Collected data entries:

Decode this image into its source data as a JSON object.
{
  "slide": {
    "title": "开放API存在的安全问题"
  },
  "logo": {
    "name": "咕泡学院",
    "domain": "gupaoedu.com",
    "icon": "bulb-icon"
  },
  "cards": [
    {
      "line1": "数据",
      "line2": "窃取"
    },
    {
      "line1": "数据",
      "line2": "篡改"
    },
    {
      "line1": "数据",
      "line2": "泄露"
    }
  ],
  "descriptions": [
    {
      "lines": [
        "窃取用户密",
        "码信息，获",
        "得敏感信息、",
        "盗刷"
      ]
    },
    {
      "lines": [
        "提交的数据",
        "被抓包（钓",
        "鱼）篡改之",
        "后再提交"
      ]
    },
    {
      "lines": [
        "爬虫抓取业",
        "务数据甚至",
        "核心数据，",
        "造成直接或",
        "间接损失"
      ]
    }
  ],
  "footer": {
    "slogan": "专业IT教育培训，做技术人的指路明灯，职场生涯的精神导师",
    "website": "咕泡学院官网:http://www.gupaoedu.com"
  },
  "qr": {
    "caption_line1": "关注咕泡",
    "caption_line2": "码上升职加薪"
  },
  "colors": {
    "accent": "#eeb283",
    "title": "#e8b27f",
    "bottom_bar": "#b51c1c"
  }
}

Required work:
Check each line above for the string "gupaoedu" and show the ones that have it.

Result:
    "domain": "gupaoedu.com",
    "website": "咕泡学院官网:http://www.gupaoedu.com"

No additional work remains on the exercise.